══ Records provided ══
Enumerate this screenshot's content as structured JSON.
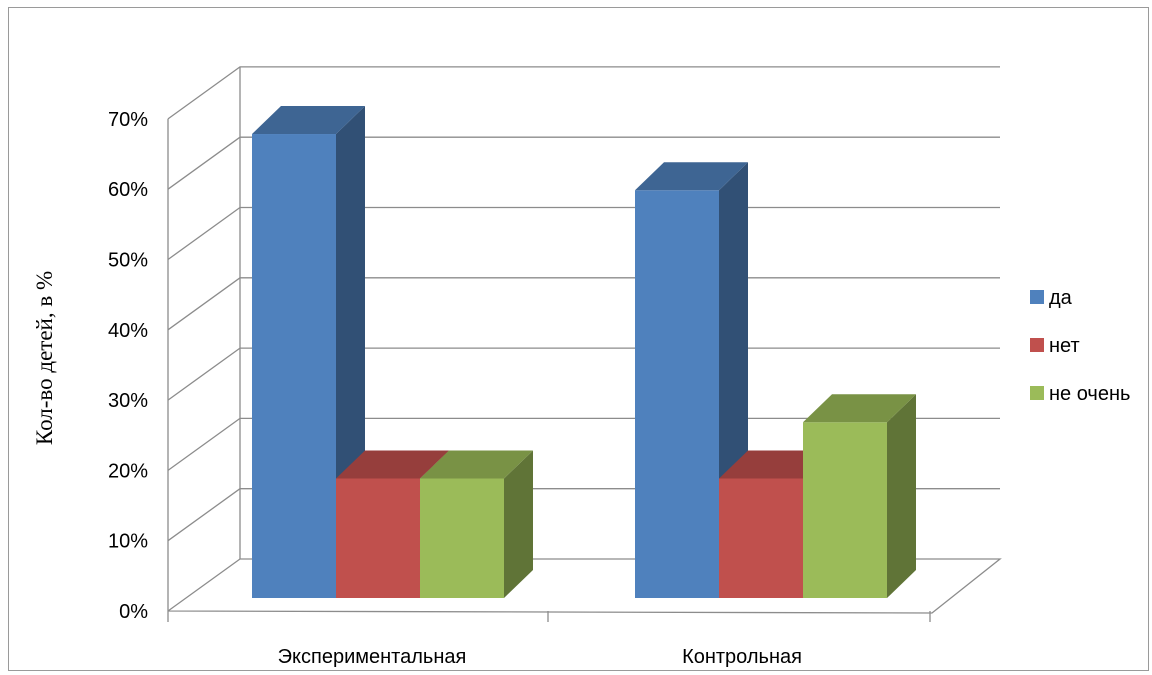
{
  "chart_data": {
    "type": "bar",
    "style": "3d-clustered-column",
    "title": "",
    "xlabel": "",
    "ylabel": "Кол-во детей, в %",
    "ylim": [
      0,
      70
    ],
    "yticks": [
      "0%",
      "10%",
      "20%",
      "30%",
      "40%",
      "50%",
      "60%",
      "70%"
    ],
    "categories": [
      "Экспериментальная",
      "Контрольная"
    ],
    "series": [
      {
        "name": "да",
        "values": [
          66,
          58
        ],
        "color": "#4f81bd"
      },
      {
        "name": "нет",
        "values": [
          17,
          17
        ],
        "color": "#c0504d"
      },
      {
        "name": "не очень",
        "values": [
          17,
          25
        ],
        "color": "#9bbb59"
      }
    ],
    "grid": true,
    "legend": "right"
  }
}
═══
**What you need to do:** Without the pictures, repeat all the records word for word.

**Final result:**
Enumerate this screenshot's content as structured JSON.
{
  "chart_data": {
    "type": "bar",
    "style": "3d-clustered-column",
    "title": "",
    "xlabel": "",
    "ylabel": "Кол-во детей, в %",
    "ylim": [
      0,
      70
    ],
    "yticks": [
      "0%",
      "10%",
      "20%",
      "30%",
      "40%",
      "50%",
      "60%",
      "70%"
    ],
    "categories": [
      "Экспериментальная",
      "Контрольная"
    ],
    "series": [
      {
        "name": "да",
        "values": [
          66,
          58
        ],
        "color": "#4f81bd"
      },
      {
        "name": "нет",
        "values": [
          17,
          17
        ],
        "color": "#c0504d"
      },
      {
        "name": "не очень",
        "values": [
          17,
          25
        ],
        "color": "#9bbb59"
      }
    ],
    "grid": true,
    "legend": "right"
  }
}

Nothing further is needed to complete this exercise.